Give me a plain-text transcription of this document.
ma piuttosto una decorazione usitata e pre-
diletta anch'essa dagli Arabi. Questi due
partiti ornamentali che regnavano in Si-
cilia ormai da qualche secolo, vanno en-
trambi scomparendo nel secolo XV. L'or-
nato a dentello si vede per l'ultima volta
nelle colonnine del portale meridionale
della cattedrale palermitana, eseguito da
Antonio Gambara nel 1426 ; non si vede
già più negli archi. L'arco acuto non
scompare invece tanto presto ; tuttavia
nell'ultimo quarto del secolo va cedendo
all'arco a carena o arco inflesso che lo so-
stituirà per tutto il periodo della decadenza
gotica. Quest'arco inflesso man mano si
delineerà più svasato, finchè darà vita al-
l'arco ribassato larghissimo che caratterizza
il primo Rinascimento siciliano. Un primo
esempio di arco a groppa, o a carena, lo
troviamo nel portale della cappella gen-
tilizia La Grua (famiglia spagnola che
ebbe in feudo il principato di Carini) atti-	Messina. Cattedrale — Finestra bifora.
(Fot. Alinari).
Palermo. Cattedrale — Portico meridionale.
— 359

### EXERCISE DETAILS
Copy out the whole listing exactly.

### CORRECT ANSWER
Give me a plain-text transcription of this document.
ma piuttosto una decorazione usitata e pre-
diletta anch'essa dagli Arabi. Questi due
partiti ornamentali che regnavano in Si-
cilia ormai da qualche secolo, vanno en-
trambi scomparendo nel secolo XV. L'or-
nato a dentello si vede per l'ultima volta
nelle colonnine del portale meridionale
della cattedrale palermitana, eseguito da
Antonio Gambara nel 1426 ; non si vede
già più negli archi. L'arco acuto non
scompare invece tanto presto ; tuttavia
nell'ultimo quarto del secolo va cedendo
all'arco a carena o arco inflesso che lo so-
stituirà per tutto il periodo della decadenza
gotica. Quest'arco inflesso man mano si
delineerà più svasato, finchè darà vita al-
l'arco ribassato larghissimo che caratterizza
il primo Rinascimento siciliano. Un primo
esempio di arco a groppa, o a carena, lo
troviamo nel portale della cappella gen-
tilizia La Grua (famiglia spagnola che
ebbe in feudo il principato di Carini) atti-	Messina. Cattedrale — Finestra bifora.
(Fot. Alinari).
Palermo. Cattedrale — Portico meridionale.
— 359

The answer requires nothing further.